* [Short problem] Report back each line of the records that contains the string "object".

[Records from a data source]

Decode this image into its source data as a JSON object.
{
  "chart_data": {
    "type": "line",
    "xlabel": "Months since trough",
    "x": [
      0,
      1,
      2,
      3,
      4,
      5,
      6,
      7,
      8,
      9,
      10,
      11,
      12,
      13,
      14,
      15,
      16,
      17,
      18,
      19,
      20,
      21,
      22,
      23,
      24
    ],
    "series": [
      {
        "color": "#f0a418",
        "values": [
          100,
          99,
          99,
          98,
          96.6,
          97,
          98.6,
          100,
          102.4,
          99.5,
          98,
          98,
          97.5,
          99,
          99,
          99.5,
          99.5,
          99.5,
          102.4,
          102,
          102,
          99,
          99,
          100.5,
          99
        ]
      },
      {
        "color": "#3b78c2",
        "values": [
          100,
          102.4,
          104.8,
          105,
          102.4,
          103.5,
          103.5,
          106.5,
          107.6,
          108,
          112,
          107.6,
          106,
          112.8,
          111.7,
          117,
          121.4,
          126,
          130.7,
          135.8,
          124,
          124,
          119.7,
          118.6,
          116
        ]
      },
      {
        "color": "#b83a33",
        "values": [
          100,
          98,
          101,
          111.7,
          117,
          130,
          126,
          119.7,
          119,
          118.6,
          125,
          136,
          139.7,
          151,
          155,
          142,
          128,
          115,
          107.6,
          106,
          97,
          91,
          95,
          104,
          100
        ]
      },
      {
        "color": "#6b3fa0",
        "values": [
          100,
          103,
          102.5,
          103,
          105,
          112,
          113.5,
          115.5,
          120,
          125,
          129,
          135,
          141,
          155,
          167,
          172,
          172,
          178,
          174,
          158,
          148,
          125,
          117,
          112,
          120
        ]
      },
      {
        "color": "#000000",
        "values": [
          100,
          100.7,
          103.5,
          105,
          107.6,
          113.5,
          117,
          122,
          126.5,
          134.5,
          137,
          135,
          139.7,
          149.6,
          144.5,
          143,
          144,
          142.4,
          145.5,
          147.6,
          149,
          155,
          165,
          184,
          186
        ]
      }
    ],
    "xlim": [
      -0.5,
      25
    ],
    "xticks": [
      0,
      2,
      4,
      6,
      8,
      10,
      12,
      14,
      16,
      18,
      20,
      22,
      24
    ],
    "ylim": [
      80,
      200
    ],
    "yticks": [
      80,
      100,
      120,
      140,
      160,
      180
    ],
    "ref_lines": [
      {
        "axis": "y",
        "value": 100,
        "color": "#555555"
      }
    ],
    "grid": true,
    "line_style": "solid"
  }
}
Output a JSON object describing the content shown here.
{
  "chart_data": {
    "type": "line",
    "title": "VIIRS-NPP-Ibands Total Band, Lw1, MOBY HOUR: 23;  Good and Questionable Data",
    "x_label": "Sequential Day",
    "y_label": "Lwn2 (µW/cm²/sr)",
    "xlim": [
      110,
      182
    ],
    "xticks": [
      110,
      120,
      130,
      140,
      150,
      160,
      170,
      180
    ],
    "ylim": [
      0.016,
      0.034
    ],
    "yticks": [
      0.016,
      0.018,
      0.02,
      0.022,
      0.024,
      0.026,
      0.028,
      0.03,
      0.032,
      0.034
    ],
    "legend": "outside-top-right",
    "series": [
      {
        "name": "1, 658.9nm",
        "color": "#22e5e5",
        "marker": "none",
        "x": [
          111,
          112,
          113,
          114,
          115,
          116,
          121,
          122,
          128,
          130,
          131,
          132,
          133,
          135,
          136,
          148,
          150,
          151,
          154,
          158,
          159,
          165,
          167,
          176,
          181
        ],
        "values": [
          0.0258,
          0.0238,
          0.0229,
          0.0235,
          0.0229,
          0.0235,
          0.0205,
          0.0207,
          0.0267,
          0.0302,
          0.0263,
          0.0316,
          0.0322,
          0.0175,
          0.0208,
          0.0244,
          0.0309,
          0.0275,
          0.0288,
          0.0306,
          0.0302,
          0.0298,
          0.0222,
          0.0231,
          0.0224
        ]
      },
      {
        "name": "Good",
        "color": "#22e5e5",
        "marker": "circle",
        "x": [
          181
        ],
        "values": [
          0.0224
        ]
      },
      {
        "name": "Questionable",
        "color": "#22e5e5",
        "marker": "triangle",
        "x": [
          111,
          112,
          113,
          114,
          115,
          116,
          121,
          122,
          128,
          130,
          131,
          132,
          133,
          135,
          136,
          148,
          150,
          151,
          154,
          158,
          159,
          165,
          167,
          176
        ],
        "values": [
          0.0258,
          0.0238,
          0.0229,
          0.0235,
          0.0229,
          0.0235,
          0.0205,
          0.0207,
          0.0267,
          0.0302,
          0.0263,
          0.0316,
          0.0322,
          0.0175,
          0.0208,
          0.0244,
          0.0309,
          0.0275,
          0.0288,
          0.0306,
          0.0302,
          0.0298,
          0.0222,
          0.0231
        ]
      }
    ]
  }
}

* [Finished answer]
Decode this image into its source data as a JSON object.
Output a JSON object describing the content shown here.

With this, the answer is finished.